#### Material for this task
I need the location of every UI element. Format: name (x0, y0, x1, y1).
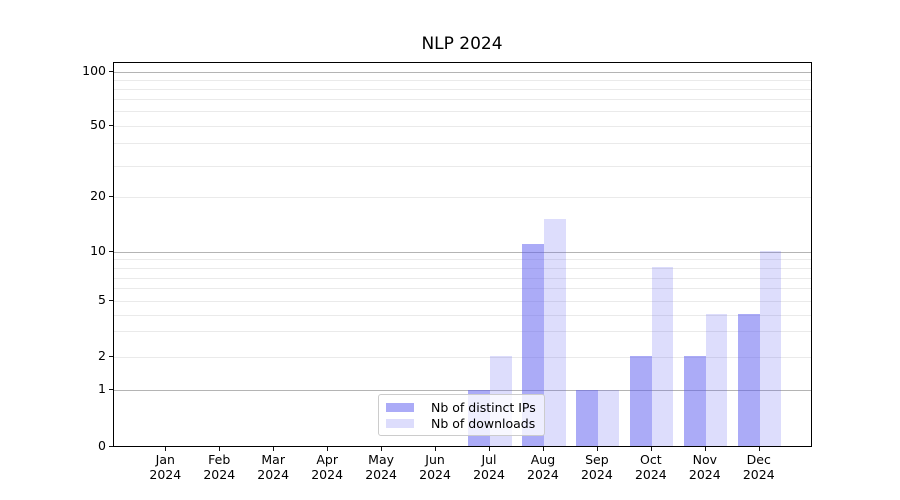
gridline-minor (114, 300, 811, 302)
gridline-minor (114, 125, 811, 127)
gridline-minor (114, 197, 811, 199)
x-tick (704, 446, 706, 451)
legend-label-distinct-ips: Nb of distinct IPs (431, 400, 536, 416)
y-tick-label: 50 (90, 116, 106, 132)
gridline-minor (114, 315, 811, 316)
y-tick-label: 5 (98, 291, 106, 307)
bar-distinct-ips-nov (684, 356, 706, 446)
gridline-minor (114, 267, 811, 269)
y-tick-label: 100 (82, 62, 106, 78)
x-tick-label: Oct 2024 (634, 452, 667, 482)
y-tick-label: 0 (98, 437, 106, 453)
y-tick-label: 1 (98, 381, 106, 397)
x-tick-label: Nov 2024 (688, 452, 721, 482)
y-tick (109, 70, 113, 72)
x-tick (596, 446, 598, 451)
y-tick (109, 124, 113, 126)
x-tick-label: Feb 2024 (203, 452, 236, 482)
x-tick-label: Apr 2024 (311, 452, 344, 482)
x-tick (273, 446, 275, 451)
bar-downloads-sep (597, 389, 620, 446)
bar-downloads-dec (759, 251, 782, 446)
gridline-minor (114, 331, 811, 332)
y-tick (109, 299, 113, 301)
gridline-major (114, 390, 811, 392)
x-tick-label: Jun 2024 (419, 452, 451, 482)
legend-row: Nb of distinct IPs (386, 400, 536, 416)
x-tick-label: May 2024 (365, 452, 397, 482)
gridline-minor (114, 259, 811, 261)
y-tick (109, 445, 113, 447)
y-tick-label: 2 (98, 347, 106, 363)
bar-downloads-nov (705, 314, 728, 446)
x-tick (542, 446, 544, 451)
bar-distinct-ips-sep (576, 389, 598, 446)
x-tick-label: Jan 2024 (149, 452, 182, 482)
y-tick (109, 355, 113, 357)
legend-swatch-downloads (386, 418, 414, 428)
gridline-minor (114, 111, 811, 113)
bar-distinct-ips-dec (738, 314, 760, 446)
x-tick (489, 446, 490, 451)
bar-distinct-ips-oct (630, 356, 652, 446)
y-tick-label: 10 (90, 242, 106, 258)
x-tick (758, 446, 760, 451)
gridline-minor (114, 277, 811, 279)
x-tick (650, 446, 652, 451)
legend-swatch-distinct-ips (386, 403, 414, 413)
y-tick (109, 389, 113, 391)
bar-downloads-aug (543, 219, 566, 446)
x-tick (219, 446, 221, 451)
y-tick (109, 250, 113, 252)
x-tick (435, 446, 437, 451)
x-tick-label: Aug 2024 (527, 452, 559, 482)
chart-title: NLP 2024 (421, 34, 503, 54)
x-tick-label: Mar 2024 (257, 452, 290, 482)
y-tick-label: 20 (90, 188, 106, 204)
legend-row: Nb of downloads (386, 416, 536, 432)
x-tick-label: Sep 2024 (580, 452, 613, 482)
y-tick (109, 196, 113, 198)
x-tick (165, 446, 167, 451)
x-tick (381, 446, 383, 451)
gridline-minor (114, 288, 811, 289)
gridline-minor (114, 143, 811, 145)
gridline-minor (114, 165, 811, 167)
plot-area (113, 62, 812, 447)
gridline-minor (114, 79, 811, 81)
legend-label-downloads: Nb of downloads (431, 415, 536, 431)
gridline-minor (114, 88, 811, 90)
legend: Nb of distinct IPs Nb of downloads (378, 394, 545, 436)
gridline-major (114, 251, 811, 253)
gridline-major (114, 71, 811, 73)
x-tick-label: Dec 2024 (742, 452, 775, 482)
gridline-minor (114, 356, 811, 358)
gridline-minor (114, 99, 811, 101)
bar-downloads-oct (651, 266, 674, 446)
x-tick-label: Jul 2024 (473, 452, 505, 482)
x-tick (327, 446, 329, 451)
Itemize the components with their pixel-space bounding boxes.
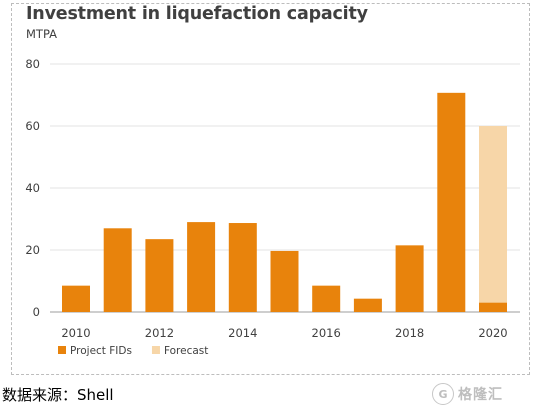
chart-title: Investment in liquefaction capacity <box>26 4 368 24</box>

#### Aim of the exercise
Render every line of the listing above as a numbered list, skipping any blank lines and leaving out the picture lines.

#### Written answer
1. I need the location of every UI element. Format: name (x0, y0, x1, y1).
2. gridline-minor (114, 300, 811, 302)
3. gridline-minor (114, 125, 811, 127)
4. gridline-minor (114, 197, 811, 199)
5. x-tick (704, 446, 706, 451)
6. legend-label-distinct-ips: Nb of distinct IPs (431, 400, 536, 416)
7. y-tick-label: 50 (90, 116, 106, 132)
8. gridline-minor (114, 315, 811, 316)
9. y-tick-label: 5 (98, 291, 106, 307)
10. bar-distinct-ips-nov (684, 356, 706, 446)
11. gridline-minor (114, 267, 811, 269)
12. y-tick-label: 100 (82, 62, 106, 78)
13. x-tick-label: Oct 2024 (634, 452, 667, 482)
14. y-tick-label: 0 (98, 437, 106, 453)
15. y-tick-label: 1 (98, 381, 106, 397)
16. x-tick-label: Nov 2024 (688, 452, 721, 482)
17. y-tick (109, 70, 113, 72)
18. x-tick (596, 446, 598, 451)
19. y-tick (109, 124, 113, 126)
20. x-tick-label: Feb 2024 (203, 452, 236, 482)
21. x-tick-label: Apr 2024 (311, 452, 344, 482)
22. x-tick (273, 446, 275, 451)
23. bar-downloads-sep (597, 389, 620, 446)
24. bar-downloads-dec (759, 251, 782, 446)
25. gridline-minor (114, 331, 811, 332)
26. y-tick (109, 299, 113, 301)
27. gridline-major (114, 390, 811, 392)
28. x-tick-label: Jun 2024 (419, 452, 451, 482)
29. legend-row: Nb of distinct IPs (386, 400, 536, 416)
30. x-tick-label: May 2024 (365, 452, 397, 482)
31. gridline-minor (114, 259, 811, 261)
32. y-tick (109, 445, 113, 447)
33. y-tick-label: 2 (98, 347, 106, 363)
34. bar-downloads-nov (705, 314, 728, 446)
35. x-tick (542, 446, 544, 451)
36. bar-distinct-ips-sep (576, 389, 598, 446)
37. x-tick-label: Jan 2024 (149, 452, 182, 482)
38. y-tick (109, 355, 113, 357)
39. legend-swatch-downloads (386, 418, 414, 428)
40. gridline-minor (114, 111, 811, 113)
41. bar-distinct-ips-dec (738, 314, 760, 446)
42. x-tick (489, 446, 490, 451)
43. bar-distinct-ips-oct (630, 356, 652, 446)
44. y-tick-label: 10 (90, 242, 106, 258)
45. x-tick (758, 446, 760, 451)
46. gridline-minor (114, 277, 811, 279)
47. x-tick (650, 446, 652, 451)
48. legend-swatch-distinct-ips (386, 403, 414, 413)
49. y-tick (109, 389, 113, 391)
50. bar-downloads-aug (543, 219, 566, 446)
51. x-tick (219, 446, 221, 451)
52. y-tick (109, 250, 113, 252)
53. x-tick (435, 446, 437, 451)
54. x-tick-label: Aug 2024 (527, 452, 559, 482)
55. chart-title: NLP 2024 (421, 34, 503, 54)
56. x-tick-label: Mar 2024 (257, 452, 290, 482)
57. y-tick-label: 20 (90, 188, 106, 204)
58. legend-row: Nb of downloads (386, 416, 536, 432)
59. x-tick-label: Sep 2024 (580, 452, 613, 482)
60. y-tick (109, 196, 113, 198)
61. x-tick (165, 446, 167, 451)
62. x-tick (381, 446, 383, 451)
63. gridline-minor (114, 288, 811, 289)
64. gridline-minor (114, 143, 811, 145)
65. gridline-minor (114, 165, 811, 167)
66. plot-area (113, 62, 812, 447)
67. gridline-minor (114, 79, 811, 81)
68. legend-label-downloads: Nb of downloads (431, 415, 536, 431)
69. gridline-minor (114, 88, 811, 90)
70. legend: Nb of distinct IPs Nb of downloads (378, 394, 545, 436)
71. gridline-major (114, 251, 811, 253)
72. gridline-major (114, 71, 811, 73)
73. x-tick-label: Dec 2024 (742, 452, 775, 482)
74. gridline-minor (114, 356, 811, 358)
75. gridline-minor (114, 99, 811, 101)
76. bar-downloads-oct (651, 266, 674, 446)
77. x-tick-label: Jul 2024 (473, 452, 505, 482)
78. x-tick (327, 446, 329, 451)
79. Itemize the components with their pixel-space bounding boxes.
80. chart-title: Investment in liquefaction capacity <box>26 4 368 24</box>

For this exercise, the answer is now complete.